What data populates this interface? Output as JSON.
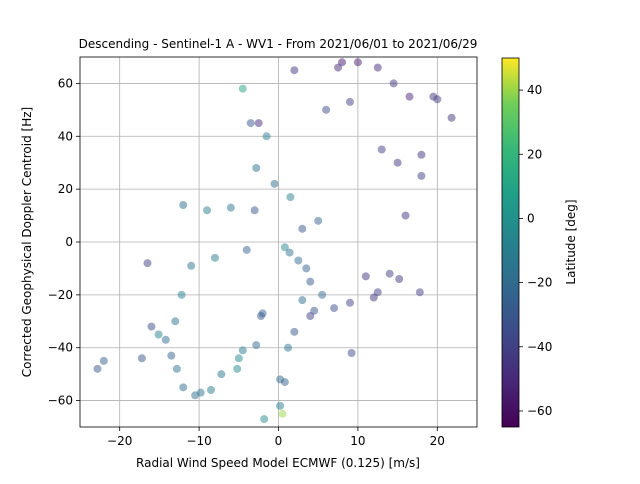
{
  "chart_data": {
    "type": "scatter",
    "title": "Descending - Sentinel-1 A - WV1 - From 2021/06/01 to 2021/06/29",
    "xlabel": "Radial Wind Speed Model ECMWF (0.125) [m/s]",
    "ylabel": "Corrected Geophysical Doppler Centroid [Hz]",
    "xlim": [
      -25,
      25
    ],
    "ylim": [
      -70,
      70
    ],
    "xticks": [
      -20,
      -10,
      0,
      10,
      20
    ],
    "yticks": [
      -60,
      -40,
      -20,
      0,
      20,
      40,
      60
    ],
    "grid": true,
    "colormap": "viridis",
    "point_alpha": 0.5,
    "colorbar": {
      "label": "Latitude [deg]",
      "range": [
        -65,
        50
      ],
      "ticks": [
        -60,
        -40,
        -20,
        0,
        20,
        40
      ]
    },
    "points_x": [
      -22.8,
      -22.0,
      -17.2,
      -16.0,
      -15.1,
      -14.2,
      -13.5,
      -12.8,
      -12.0,
      -16.5,
      -13.0,
      -12.2,
      -10.5,
      -9.8,
      -8.5,
      -5.2,
      -7.2,
      -5.0,
      -4.5,
      -2.8,
      -2.2,
      -2.0,
      0.2,
      0.5,
      -1.8,
      0.2,
      0.8,
      1.2,
      2.0,
      3.0,
      4.5,
      4.0,
      5.5,
      -4.5,
      -3.5,
      -2.5,
      2.0,
      8.0,
      7.5,
      10.0,
      12.5,
      14.5,
      16.5,
      19.5,
      20.0,
      21.8,
      18.0,
      15.0,
      13.0,
      6.0,
      9.0,
      -1.5,
      -2.8,
      -0.5,
      1.5,
      0.8,
      1.4,
      2.5,
      3.5,
      4.0,
      9.2,
      15.2,
      17.8,
      12.5,
      12.0,
      9.0,
      7.0,
      11.0,
      14.0,
      16.0,
      18.0,
      -3.0,
      -6.0,
      -9.0,
      -12.0,
      -4.0,
      -8.0,
      -11.0,
      3.0,
      5.0
    ],
    "points_y": [
      -48,
      -45,
      -44,
      -32,
      -35,
      -37,
      -43,
      -48,
      -55,
      -8,
      -30,
      -20,
      -58,
      -57,
      -56,
      -48,
      -50,
      -44,
      -41,
      -39,
      -28,
      -27,
      -62,
      -65,
      -67,
      -52,
      -53,
      -40,
      -34,
      -22,
      -26,
      -28,
      -20,
      58,
      45,
      45,
      65,
      68,
      66,
      68,
      66,
      60,
      55,
      55,
      54,
      47,
      33,
      30,
      35,
      50,
      53,
      40,
      28,
      22,
      17,
      -2,
      -4,
      -7,
      -10,
      -15,
      -42,
      -14,
      -19,
      -19,
      -21,
      -23,
      -25,
      -13,
      -12,
      10,
      25,
      12,
      13,
      12,
      14,
      -3,
      -6,
      -9,
      5,
      8
    ],
    "points_c": [
      -30,
      -25,
      -30,
      -35,
      -10,
      -20,
      -25,
      -15,
      -20,
      -40,
      -15,
      -10,
      -20,
      -15,
      -10,
      -5,
      -15,
      -5,
      -10,
      -20,
      -30,
      -25,
      -10,
      40,
      -5,
      -20,
      -25,
      -15,
      -30,
      -20,
      -30,
      -40,
      -20,
      10,
      -30,
      -50,
      -45,
      -55,
      -50,
      -55,
      -50,
      -45,
      -50,
      -45,
      -40,
      -45,
      -45,
      -45,
      -40,
      -35,
      -40,
      -10,
      -15,
      -20,
      -10,
      -5,
      -15,
      -20,
      -25,
      -30,
      -35,
      -45,
      -40,
      -40,
      -45,
      -40,
      -35,
      -45,
      -40,
      -45,
      -40,
      -30,
      -15,
      -10,
      -20,
      -25,
      -10,
      -15,
      -30,
      -25
    ]
  }
}
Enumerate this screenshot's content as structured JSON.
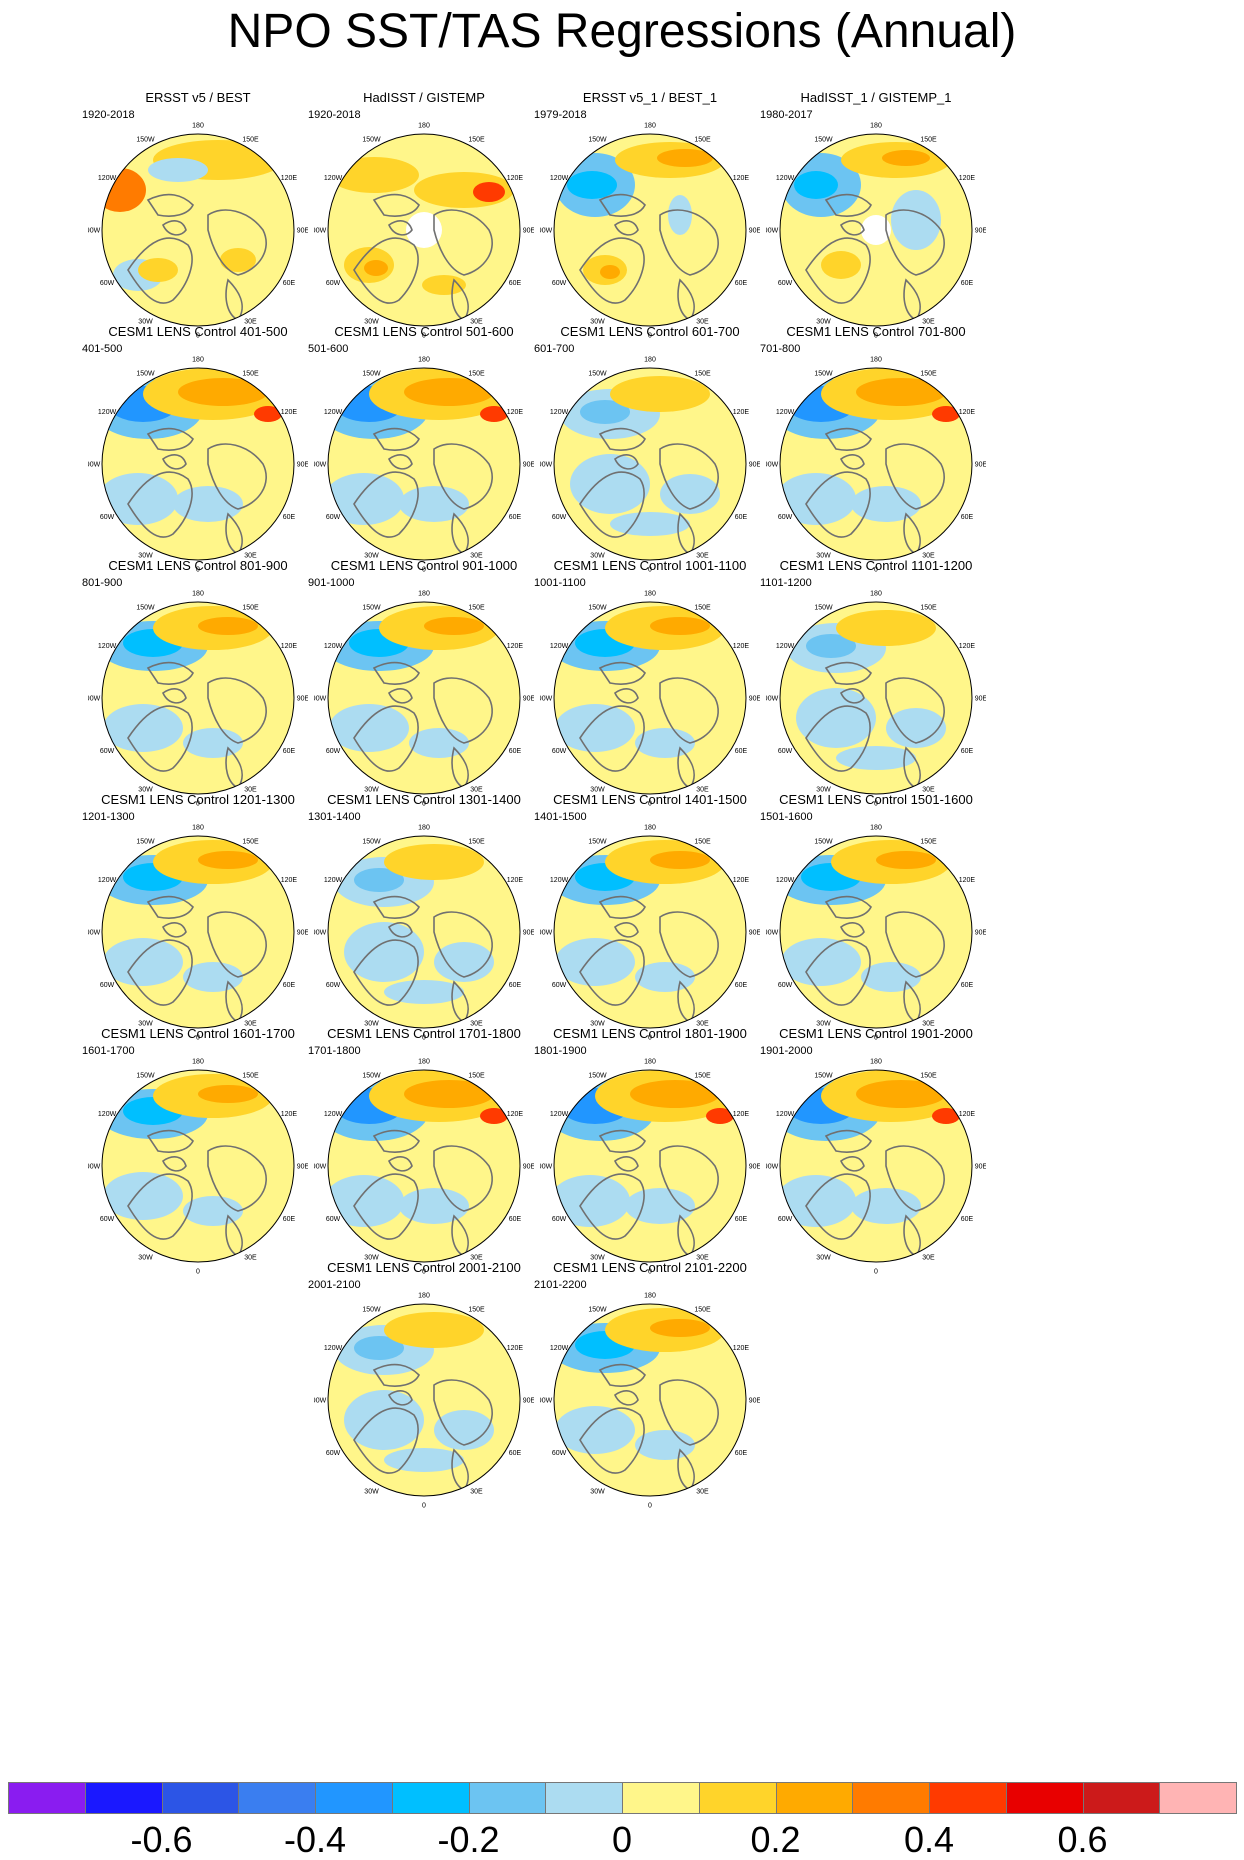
{
  "title": "NPO SST/TAS Regressions (Annual)",
  "longitude_labels": [
    "180",
    "150E",
    "120E",
    "90E",
    "60E",
    "30E",
    "0",
    "30W",
    "60W",
    "90W",
    "120W",
    "150W"
  ],
  "panels": [
    {
      "title": "ERSST v5 / BEST",
      "period": "1920-2018",
      "pattern": "obs1"
    },
    {
      "title": "HadISST / GISTEMP",
      "period": "1920-2018",
      "pattern": "obs2"
    },
    {
      "title": "ERSST v5_1 / BEST_1",
      "period": "1979-2018",
      "pattern": "obs3"
    },
    {
      "title": "HadISST_1 / GISTEMP_1",
      "period": "1980-2017",
      "pattern": "obs4"
    },
    {
      "title": "CESM1 LENS Control 401-500",
      "period": "401-500",
      "pattern": "strong"
    },
    {
      "title": "CESM1 LENS Control 501-600",
      "period": "501-600",
      "pattern": "strong"
    },
    {
      "title": "CESM1 LENS Control 601-700",
      "period": "601-700",
      "pattern": "weak"
    },
    {
      "title": "CESM1 LENS Control 701-800",
      "period": "701-800",
      "pattern": "strong"
    },
    {
      "title": "CESM1 LENS Control 801-900",
      "period": "801-900",
      "pattern": "medium"
    },
    {
      "title": "CESM1 LENS Control 901-1000",
      "period": "901-1000",
      "pattern": "medium"
    },
    {
      "title": "CESM1 LENS Control 1001-1100",
      "period": "1001-1100",
      "pattern": "medium"
    },
    {
      "title": "CESM1 LENS Control 1101-1200",
      "period": "1101-1200",
      "pattern": "weak"
    },
    {
      "title": "CESM1 LENS Control 1201-1300",
      "period": "1201-1300",
      "pattern": "medium"
    },
    {
      "title": "CESM1 LENS Control 1301-1400",
      "period": "1301-1400",
      "pattern": "weak"
    },
    {
      "title": "CESM1 LENS Control 1401-1500",
      "period": "1401-1500",
      "pattern": "medium"
    },
    {
      "title": "CESM1 LENS Control 1501-1600",
      "period": "1501-1600",
      "pattern": "medium"
    },
    {
      "title": "CESM1 LENS Control 1601-1700",
      "period": "1601-1700",
      "pattern": "medium"
    },
    {
      "title": "CESM1 LENS Control 1701-1800",
      "period": "1701-1800",
      "pattern": "strong"
    },
    {
      "title": "CESM1 LENS Control 1801-1900",
      "period": "1801-1900",
      "pattern": "strong"
    },
    {
      "title": "CESM1 LENS Control 1901-2000",
      "period": "1901-2000",
      "pattern": "strong"
    },
    {
      "title": "CESM1 LENS Control 2001-2100",
      "period": "2001-2100",
      "pattern": "weak"
    },
    {
      "title": "CESM1 LENS Control 2101-2200",
      "period": "2101-2200",
      "pattern": "medium"
    }
  ],
  "colorbar": {
    "colors": [
      "#8a1cf0",
      "#1a18ff",
      "#2c55e6",
      "#3a7ef0",
      "#2196ff",
      "#00bfff",
      "#6cc4f2",
      "#acdcf1",
      "#fff68a",
      "#ffd42a",
      "#ffaa00",
      "#ff7b00",
      "#ff3a00",
      "#e80000",
      "#cc1a1a",
      "#ffb4b4"
    ],
    "labels": [
      "-0.6",
      "-0.4",
      "-0.2",
      "0",
      "0.2",
      "0.4",
      "0.6"
    ]
  }
}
#####
YOUR INSTRUCTIONS:
From the entries above, copy every line where the word "this" shows up.

SOLUTION BELOW:
What data populates this interface? Output as JSON.
Enumerate this screenshot's content as structured JSON.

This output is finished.